_Fonte_
----

Favelização desafia Belém em questões históricas e direito à cidade
Por: Fabyo Cruz
28 de novembro de 2024
Bairro da Terra Firme, na periferia de Belém do Pará (Arquivo pessoal/Zeca da TF)
BELÉM (PA) – O fenômeno da favelização, que reflete o crescimento desordenado e a precariedade das habitações urbanas, atinge números extremos em Belém do Pará, cidade que sediará no próximo ano a Conferência da ONU sobre Mudanças Climáticas (COP 30). Dados do Censo 2022 do Instituto Brasileiro de Geografia e Estatística (IBGE) apontam que 55,5% dos domicílios belenenses estão situados em favelas, tornando Belém a capital brasileira com a maior proporção de moradias nessas condições.
Essa realidade é resultado de séculos de exclusão e desigualdade. Desde o final do século XIX, com a abolição da escravidão, populações ex-escravizadas, marginalizadas pela falta de renda e discriminação, se viram obrigadas a ocupar áreas afastadas e a construir habitações precárias. O êxodo rural e a urbanização desordenada agravaram o cenário, especialmente a partir do século XX, criando bolsões de pobreza com infraestrutura insuficiente e baixa oferta de serviços básicos.

----

_Dados armazenados_

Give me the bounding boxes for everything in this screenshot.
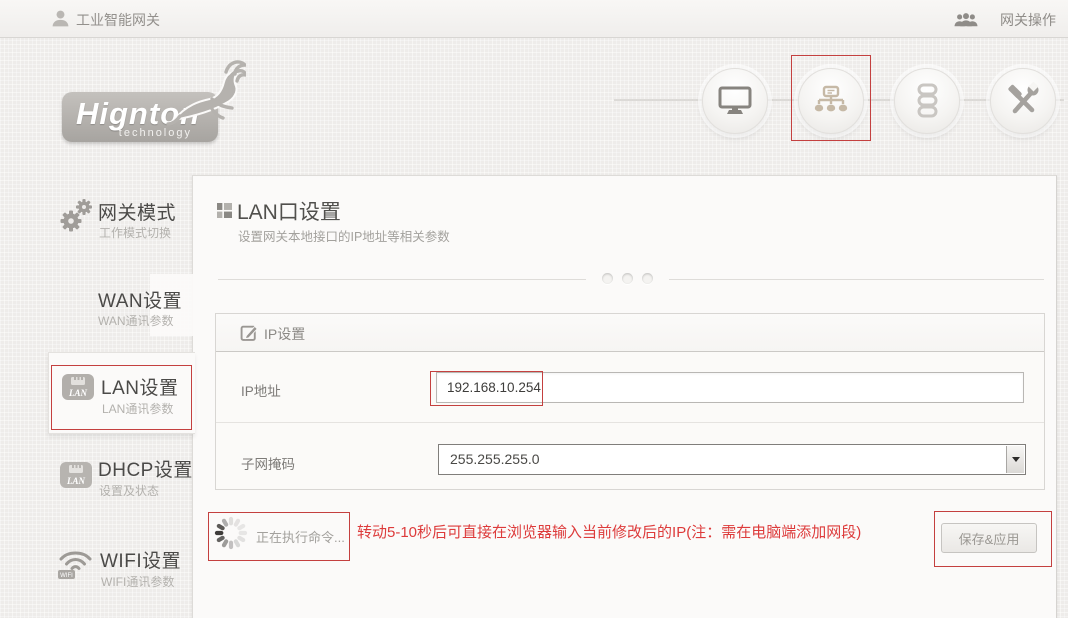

----

_Problema 1_
De acordo com o texto sobre a favelização em Belém, que porcentagem dos domicílios belenenses está situada em favelas segundo o Censo 2022?
_Problema 2_
Prossiga com o texto sobre a favelização em Belém a partir da última frase apresentada.
O material não tem relação com o texto sobre a favelização em Belém.

_Resposta 1_
55,5% dos domicílios belenenses estão situados em favelas.

_Resposta 2_
Na periferia de Belém, o bairro da Terra Firme é símbolo da luta popular por direitos. Francisco Batista, de 45 anos, conhecido como “Zeca da TF”, é uma das vozes ativas dessa comunidade. Integrante do coletivo Tela Firmee do Chalé da Paz, ele descreve o bairro como uma “periferia imediata” próxima ao centro, porém historicamente negligenciada.
Viela no bairro da Terra Firme, em Belém (Arquivo pessoal/Zeca da TF)
“A Terra Firme sofre com saneamento precário, falta de espaços de lazer e de um teatro, apesar da relevância da expressão artística para o território. Além disso, enfrentamos ações violentas de alguns agentes de segurança pública e o desemprego, que gera uma série de outros problemas em cadeia”, afirma Zeca.
Francisco Batista, conhecido como “Zeca da TF”, integrante do coletivo Tela Firme e do Chalé da Paz (Arquivo pessoal/Zeca da TF)
Ele diz também que o movimento no bairro busca enfrentar a violência que afeta a juventude periférica. Recentemente, o ato “Luzes Pela Paz” reuniu familiares de vítimas para exigir justiça, reforçando a pauta contra o extermínio da juventude: “Reunimos familiares de vítimas para gritar por justiça. É um movimento pela dignidade e pelo direito à cidade”.
Vila da Barca
Outro lugar que exemplifica os desafios da favelização é a Vila da Barca, comunidade localizada no bairro do Telégrafo, em Belém. Com casas erguidas sobre palafitas em área alagadiça, a comunidade enfrenta condições de saneamento críticas e espera há mais de 20 anos pela conclusão de um projeto de habitação iniciado pelo Programa de Aceleração do Crescimento (PAC) em 2003.
Vila da Barca e suas casas sobre palafitas (Gerson Bruno)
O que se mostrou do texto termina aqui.